--- THE REQUEST ---
Gather each line in the entries that includes the string "title".

--- Dataset rows about figures ---
◆ ◆ ◆ ◆ ◆

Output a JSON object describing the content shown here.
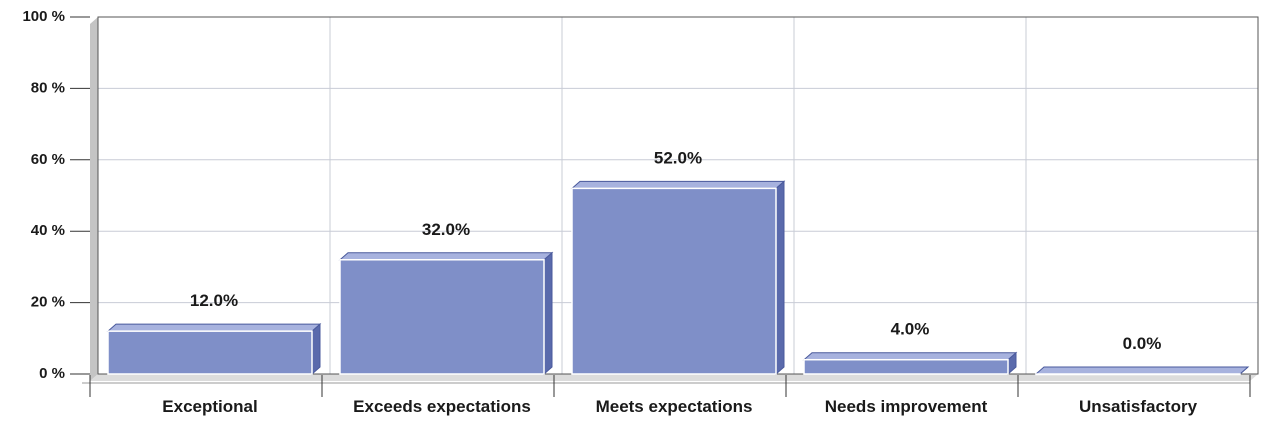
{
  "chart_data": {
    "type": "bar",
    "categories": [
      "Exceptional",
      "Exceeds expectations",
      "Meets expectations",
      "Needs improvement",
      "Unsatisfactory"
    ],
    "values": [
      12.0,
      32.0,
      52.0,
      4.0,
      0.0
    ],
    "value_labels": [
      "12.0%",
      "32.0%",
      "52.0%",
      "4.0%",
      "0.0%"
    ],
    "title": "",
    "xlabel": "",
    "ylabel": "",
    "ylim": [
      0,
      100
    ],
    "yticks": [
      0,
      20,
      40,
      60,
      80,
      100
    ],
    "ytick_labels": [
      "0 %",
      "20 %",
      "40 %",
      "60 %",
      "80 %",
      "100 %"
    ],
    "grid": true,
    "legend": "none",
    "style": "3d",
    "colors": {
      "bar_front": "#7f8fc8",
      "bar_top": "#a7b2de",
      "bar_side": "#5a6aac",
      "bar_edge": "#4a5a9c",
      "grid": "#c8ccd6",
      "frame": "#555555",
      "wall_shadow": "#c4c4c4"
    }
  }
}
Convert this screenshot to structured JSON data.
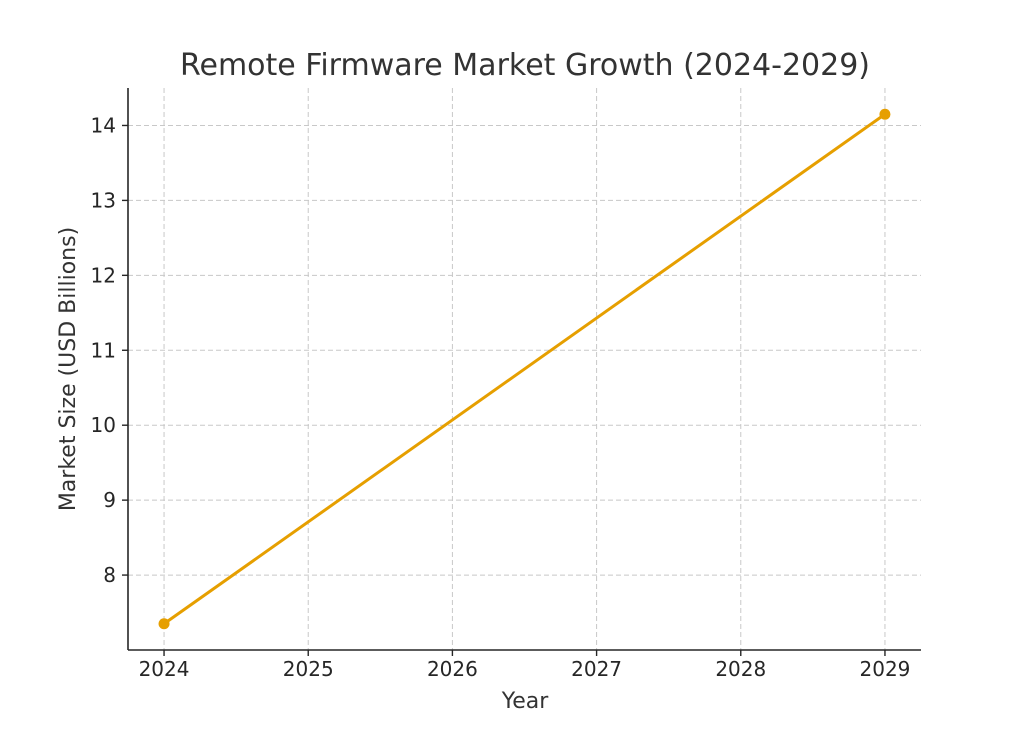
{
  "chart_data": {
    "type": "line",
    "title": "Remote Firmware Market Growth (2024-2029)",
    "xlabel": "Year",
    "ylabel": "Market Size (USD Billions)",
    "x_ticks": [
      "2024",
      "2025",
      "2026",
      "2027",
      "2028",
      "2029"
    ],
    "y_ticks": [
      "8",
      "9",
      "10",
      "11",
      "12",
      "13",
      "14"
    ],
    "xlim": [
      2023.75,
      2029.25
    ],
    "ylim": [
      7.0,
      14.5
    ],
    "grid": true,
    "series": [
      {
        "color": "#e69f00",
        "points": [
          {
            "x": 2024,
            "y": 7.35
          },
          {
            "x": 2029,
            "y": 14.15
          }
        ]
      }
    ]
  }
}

◆ ◆ ◆ ◆ ◆

--- RESULT OF THIS EXERCISE ---
    "title": "",
    "title": "Remote Firmware Market Growth (2024-2029)",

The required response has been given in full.